Data for processing start
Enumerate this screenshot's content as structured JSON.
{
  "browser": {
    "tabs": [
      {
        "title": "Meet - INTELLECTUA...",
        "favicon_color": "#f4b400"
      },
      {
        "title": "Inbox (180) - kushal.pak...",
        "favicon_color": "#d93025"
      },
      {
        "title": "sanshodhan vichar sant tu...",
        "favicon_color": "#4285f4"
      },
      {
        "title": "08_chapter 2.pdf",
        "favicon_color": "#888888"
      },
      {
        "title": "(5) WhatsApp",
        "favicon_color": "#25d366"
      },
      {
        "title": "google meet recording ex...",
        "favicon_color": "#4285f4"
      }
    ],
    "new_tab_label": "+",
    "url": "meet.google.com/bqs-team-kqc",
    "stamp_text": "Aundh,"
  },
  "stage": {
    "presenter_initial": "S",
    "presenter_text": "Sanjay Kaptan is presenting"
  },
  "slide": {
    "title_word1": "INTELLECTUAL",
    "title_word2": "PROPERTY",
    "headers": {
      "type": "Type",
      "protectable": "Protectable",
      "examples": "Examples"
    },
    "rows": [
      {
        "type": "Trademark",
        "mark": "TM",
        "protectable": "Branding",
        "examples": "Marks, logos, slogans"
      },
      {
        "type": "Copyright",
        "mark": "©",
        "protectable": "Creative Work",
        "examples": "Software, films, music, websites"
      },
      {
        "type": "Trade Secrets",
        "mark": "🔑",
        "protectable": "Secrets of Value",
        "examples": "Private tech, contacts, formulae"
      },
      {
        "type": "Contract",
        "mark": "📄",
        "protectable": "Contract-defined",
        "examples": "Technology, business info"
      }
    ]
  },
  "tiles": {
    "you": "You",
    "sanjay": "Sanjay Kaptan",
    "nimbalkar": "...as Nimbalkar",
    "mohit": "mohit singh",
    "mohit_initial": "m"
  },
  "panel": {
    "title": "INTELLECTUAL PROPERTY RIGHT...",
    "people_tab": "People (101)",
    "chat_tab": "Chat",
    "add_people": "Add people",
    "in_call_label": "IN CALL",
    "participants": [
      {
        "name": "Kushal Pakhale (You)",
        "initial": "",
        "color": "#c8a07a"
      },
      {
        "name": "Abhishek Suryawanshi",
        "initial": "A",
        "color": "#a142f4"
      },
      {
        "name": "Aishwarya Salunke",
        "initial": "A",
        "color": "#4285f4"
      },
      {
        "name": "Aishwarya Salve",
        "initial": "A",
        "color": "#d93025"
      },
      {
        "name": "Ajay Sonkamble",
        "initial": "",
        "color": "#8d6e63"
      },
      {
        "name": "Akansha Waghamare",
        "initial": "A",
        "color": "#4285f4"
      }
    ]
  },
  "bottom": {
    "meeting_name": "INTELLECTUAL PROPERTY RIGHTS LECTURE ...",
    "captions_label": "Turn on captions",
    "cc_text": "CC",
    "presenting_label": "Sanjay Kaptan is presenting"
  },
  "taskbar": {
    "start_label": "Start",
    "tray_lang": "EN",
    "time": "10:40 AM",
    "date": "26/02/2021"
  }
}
Data for processing end
**Set problem**
Every record shown above must be echoed exactly.

**Worked solution**
Enumerate this screenshot's content as structured JSON.
{
  "browser": {
    "tabs": [
      {
        "title": "Meet - INTELLECTUA...",
        "favicon_color": "#f4b400"
      },
      {
        "title": "Inbox (180) - kushal.pak...",
        "favicon_color": "#d93025"
      },
      {
        "title": "sanshodhan vichar sant tu...",
        "favicon_color": "#4285f4"
      },
      {
        "title": "08_chapter 2.pdf",
        "favicon_color": "#888888"
      },
      {
        "title": "(5) WhatsApp",
        "favicon_color": "#25d366"
      },
      {
        "title": "google meet recording ex...",
        "favicon_color": "#4285f4"
      }
    ],
    "new_tab_label": "+",
    "url": "meet.google.com/bqs-team-kqc",
    "stamp_text": "Aundh,"
  },
  "stage": {
    "presenter_initial": "S",
    "presenter_text": "Sanjay Kaptan is presenting"
  },
  "slide": {
    "title_word1": "INTELLECTUAL",
    "title_word2": "PROPERTY",
    "headers": {
      "type": "Type",
      "protectable": "Protectable",
      "examples": "Examples"
    },
    "rows": [
      {
        "type": "Trademark",
        "mark": "TM",
        "protectable": "Branding",
        "examples": "Marks, logos, slogans"
      },
      {
        "type": "Copyright",
        "mark": "©",
        "protectable": "Creative Work",
        "examples": "Software, films, music, websites"
      },
      {
        "type": "Trade Secrets",
        "mark": "🔑",
        "protectable": "Secrets of Value",
        "examples": "Private tech, contacts, formulae"
      },
      {
        "type": "Contract",
        "mark": "📄",
        "protectable": "Contract-defined",
        "examples": "Technology, business info"
      }
    ]
  },
  "tiles": {
    "you": "You",
    "sanjay": "Sanjay Kaptan",
    "nimbalkar": "...as Nimbalkar",
    "mohit": "mohit singh",
    "mohit_initial": "m"
  },
  "panel": {
    "title": "INTELLECTUAL PROPERTY RIGHT...",
    "people_tab": "People (101)",
    "chat_tab": "Chat",
    "add_people": "Add people",
    "in_call_label": "IN CALL",
    "participants": [
      {
        "name": "Kushal Pakhale (You)",
        "initial": "",
        "color": "#c8a07a"
      },
      {
        "name": "Abhishek Suryawanshi",
        "initial": "A",
        "color": "#a142f4"
      },
      {
        "name": "Aishwarya Salunke",
        "initial": "A",
        "color": "#4285f4"
      },
      {
        "name": "Aishwarya Salve",
        "initial": "A",
        "color": "#d93025"
      },
      {
        "name": "Ajay Sonkamble",
        "initial": "",
        "color": "#8d6e63"
      },
      {
        "name": "Akansha Waghamare",
        "initial": "A",
        "color": "#4285f4"
      }
    ]
  },
  "bottom": {
    "meeting_name": "INTELLECTUAL PROPERTY RIGHTS LECTURE ...",
    "captions_label": "Turn on captions",
    "cc_text": "CC",
    "presenting_label": "Sanjay Kaptan is presenting"
  },
  "taskbar": {
    "start_label": "Start",
    "tray_lang": "EN",
    "time": "10:40 AM",
    "date": "26/02/2021"
  }
}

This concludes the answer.